_MATERIAL TO PROCESS:_
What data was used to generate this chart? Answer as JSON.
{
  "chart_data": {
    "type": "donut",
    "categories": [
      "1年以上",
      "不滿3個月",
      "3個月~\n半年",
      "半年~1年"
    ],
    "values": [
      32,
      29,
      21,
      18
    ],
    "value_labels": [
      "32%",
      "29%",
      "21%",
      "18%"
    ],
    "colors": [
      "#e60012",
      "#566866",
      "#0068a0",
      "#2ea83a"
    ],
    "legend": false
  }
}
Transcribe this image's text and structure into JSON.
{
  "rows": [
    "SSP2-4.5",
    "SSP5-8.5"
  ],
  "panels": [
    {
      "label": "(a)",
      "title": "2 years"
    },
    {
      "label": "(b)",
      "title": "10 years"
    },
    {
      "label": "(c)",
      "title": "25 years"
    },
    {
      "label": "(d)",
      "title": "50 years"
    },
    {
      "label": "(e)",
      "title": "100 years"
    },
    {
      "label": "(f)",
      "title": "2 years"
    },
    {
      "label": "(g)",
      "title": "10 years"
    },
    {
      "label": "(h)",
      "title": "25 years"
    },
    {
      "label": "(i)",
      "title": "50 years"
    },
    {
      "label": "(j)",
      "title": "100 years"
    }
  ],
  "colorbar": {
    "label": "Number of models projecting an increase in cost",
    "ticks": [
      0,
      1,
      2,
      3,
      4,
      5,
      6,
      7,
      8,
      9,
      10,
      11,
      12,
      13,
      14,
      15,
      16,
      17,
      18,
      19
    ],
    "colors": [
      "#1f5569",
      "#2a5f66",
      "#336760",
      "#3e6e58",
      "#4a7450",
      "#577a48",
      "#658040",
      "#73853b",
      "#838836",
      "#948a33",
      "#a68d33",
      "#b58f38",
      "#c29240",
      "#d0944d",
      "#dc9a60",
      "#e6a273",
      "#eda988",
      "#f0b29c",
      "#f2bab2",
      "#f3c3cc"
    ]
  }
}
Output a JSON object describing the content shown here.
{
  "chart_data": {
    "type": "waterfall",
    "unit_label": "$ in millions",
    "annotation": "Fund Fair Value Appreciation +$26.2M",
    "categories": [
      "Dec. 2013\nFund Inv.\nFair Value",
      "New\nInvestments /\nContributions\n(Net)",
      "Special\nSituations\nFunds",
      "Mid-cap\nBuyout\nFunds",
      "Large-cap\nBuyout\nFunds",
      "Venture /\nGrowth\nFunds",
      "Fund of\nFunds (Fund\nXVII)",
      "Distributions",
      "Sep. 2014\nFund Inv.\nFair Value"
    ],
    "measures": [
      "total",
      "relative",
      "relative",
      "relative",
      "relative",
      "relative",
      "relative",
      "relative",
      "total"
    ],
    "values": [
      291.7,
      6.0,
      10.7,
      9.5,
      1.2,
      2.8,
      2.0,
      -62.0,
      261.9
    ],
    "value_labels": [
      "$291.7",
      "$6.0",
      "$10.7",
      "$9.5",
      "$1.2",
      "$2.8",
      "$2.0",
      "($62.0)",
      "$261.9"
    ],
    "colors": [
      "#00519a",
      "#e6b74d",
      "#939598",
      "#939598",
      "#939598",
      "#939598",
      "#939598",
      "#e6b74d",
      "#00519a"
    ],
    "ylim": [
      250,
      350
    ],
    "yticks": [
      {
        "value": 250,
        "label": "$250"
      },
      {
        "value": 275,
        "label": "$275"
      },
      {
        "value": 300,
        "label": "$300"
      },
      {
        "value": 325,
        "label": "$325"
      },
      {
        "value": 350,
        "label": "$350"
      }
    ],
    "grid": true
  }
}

_YOUR GOAL:_
Identify the lines of the entries containing the string "this". Copy each such line.

_RIGHT ANSWER:_
What data was used to generate this chart? Answer as JSON.
Transcribe this image's text and structure into JSON.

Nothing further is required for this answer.